RECORDS FOR PROCESSING:
[start]

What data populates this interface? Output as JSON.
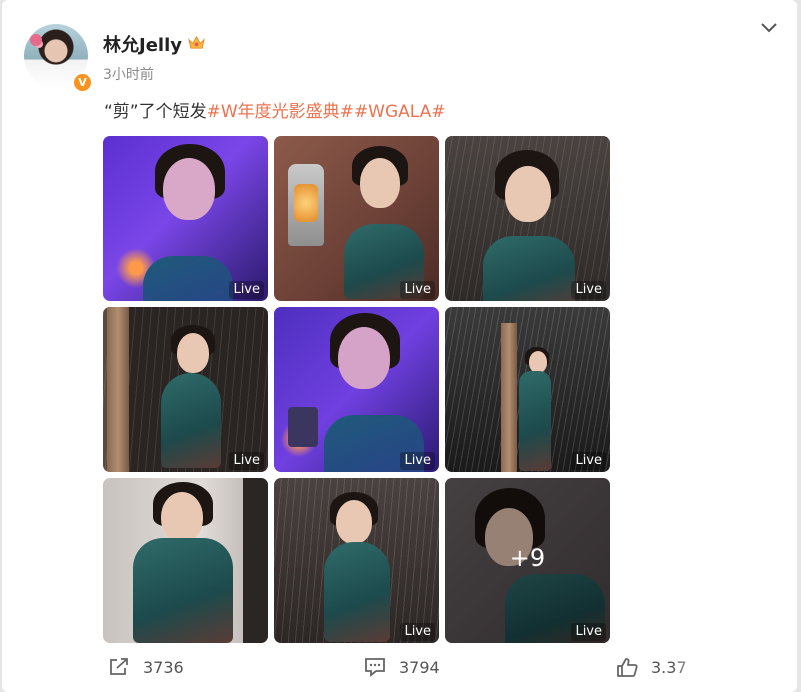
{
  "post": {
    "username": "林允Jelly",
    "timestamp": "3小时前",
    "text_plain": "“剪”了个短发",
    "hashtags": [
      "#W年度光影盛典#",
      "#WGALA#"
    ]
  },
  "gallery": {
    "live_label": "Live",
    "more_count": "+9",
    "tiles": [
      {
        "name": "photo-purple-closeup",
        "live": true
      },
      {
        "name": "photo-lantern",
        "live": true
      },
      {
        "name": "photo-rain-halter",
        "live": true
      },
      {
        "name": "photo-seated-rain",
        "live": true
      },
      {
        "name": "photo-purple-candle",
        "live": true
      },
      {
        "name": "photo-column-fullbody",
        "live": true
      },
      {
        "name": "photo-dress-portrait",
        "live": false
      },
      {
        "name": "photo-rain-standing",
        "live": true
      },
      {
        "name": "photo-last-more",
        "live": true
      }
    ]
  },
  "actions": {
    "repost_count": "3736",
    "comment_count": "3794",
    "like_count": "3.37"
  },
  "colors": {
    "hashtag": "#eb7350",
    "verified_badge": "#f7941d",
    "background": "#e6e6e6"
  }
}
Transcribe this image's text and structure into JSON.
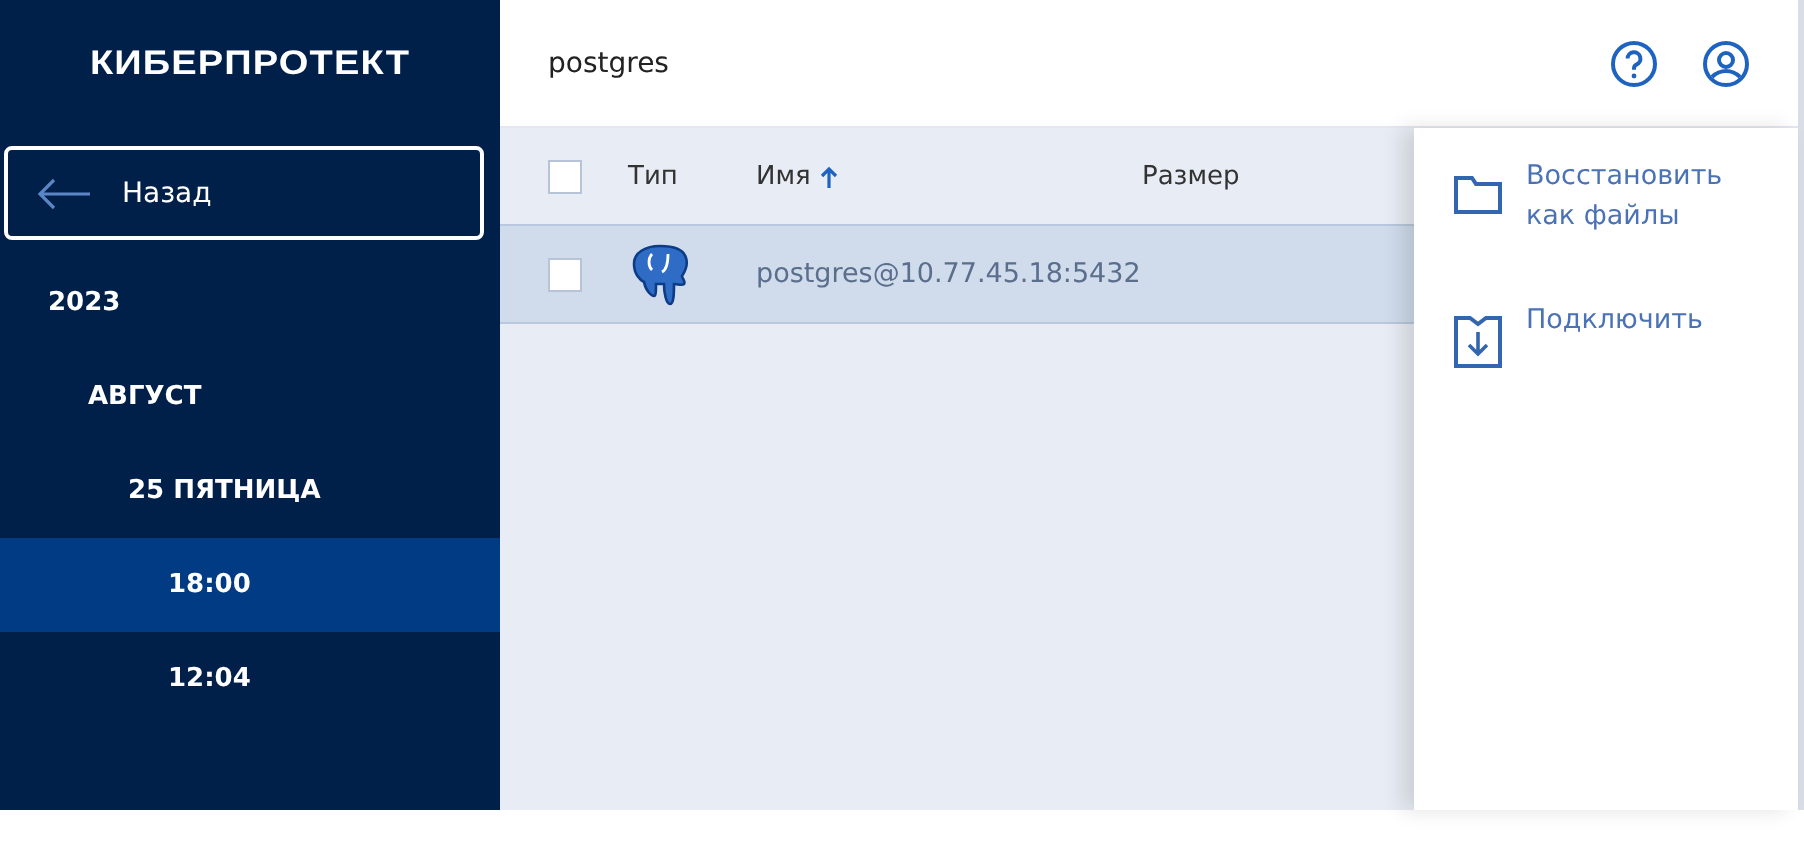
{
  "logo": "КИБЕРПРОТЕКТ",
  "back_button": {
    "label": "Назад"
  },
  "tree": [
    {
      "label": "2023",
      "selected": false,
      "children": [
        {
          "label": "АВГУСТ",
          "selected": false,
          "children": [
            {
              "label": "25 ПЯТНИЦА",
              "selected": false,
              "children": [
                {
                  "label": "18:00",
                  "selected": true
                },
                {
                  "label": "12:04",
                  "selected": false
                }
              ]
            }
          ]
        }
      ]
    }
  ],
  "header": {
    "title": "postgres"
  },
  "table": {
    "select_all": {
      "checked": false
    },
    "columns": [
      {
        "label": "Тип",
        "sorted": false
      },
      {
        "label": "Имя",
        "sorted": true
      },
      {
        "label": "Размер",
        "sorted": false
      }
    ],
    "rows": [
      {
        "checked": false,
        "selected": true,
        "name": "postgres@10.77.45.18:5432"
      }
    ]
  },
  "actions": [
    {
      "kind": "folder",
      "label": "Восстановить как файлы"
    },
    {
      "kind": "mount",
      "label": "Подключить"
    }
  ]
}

[end]

PROBLEM DETAILS: Copy each line of the listing that holds the word "selected".

WRITTEN REPLY:
      "selected": false,
          "selected": false,
              "selected": false,
                  "selected": true
                  "selected": false
        "selected": true,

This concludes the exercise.